Extract all lines in the data that contain the word "book".

§

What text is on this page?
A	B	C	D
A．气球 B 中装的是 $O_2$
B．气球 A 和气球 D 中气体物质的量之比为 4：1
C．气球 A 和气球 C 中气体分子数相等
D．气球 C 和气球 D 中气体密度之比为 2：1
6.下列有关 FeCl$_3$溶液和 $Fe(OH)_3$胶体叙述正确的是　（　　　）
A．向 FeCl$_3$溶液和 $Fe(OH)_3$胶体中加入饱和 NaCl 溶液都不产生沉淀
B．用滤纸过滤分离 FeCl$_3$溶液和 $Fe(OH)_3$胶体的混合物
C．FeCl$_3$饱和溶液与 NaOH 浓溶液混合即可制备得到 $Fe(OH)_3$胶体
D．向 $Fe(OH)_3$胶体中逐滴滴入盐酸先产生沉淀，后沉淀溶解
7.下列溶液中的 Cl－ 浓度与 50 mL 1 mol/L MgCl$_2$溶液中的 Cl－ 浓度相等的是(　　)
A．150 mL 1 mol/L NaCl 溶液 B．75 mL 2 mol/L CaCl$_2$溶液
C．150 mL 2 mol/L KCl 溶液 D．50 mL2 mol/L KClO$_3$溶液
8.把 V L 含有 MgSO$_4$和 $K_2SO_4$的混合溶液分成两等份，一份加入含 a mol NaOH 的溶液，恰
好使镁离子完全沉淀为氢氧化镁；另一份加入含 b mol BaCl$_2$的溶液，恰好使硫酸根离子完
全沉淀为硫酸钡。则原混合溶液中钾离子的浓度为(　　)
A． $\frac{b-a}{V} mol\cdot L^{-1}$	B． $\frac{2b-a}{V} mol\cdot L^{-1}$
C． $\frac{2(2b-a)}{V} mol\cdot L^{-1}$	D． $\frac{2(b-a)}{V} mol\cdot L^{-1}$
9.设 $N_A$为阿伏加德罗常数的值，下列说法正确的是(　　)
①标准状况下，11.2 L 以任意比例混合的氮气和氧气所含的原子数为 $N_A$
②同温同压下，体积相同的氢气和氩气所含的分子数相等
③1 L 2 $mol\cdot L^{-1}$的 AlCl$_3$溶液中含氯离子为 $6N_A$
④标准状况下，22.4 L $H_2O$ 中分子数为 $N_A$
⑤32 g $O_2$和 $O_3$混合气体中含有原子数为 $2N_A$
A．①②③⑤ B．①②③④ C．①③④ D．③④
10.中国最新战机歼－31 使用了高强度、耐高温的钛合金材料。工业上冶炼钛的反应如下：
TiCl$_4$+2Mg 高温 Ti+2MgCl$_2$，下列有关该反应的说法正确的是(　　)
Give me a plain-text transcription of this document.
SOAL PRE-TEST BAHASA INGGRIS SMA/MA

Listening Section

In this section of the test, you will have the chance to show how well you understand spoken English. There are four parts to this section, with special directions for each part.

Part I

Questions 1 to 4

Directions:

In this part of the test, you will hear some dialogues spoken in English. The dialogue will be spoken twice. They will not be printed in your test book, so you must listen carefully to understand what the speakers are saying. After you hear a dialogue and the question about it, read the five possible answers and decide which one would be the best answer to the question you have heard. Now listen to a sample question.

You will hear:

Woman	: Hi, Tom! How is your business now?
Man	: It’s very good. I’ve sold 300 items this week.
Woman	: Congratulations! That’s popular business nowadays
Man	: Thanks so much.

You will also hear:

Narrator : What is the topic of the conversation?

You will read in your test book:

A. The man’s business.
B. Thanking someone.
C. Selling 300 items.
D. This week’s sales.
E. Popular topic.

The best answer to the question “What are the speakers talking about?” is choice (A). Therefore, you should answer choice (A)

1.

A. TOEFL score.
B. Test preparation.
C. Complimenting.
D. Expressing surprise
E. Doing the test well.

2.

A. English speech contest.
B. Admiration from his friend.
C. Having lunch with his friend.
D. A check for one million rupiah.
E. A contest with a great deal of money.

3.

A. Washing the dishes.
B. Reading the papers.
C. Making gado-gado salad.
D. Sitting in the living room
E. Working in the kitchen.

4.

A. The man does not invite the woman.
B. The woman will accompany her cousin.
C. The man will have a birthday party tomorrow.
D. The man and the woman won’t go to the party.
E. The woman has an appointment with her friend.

§

### FINAL ANSWER
In this part of the test, you will hear some dialogues spoken in English. The dialogue will be spoken twice. They will not be printed in your test book, so you must listen carefully to understand what the speakers are saying. After you hear a dialogue and the question about it, read the five possible answers and decide which one would be the best answer to the question you have heard. Now listen to a sample question.
You will read in your test book:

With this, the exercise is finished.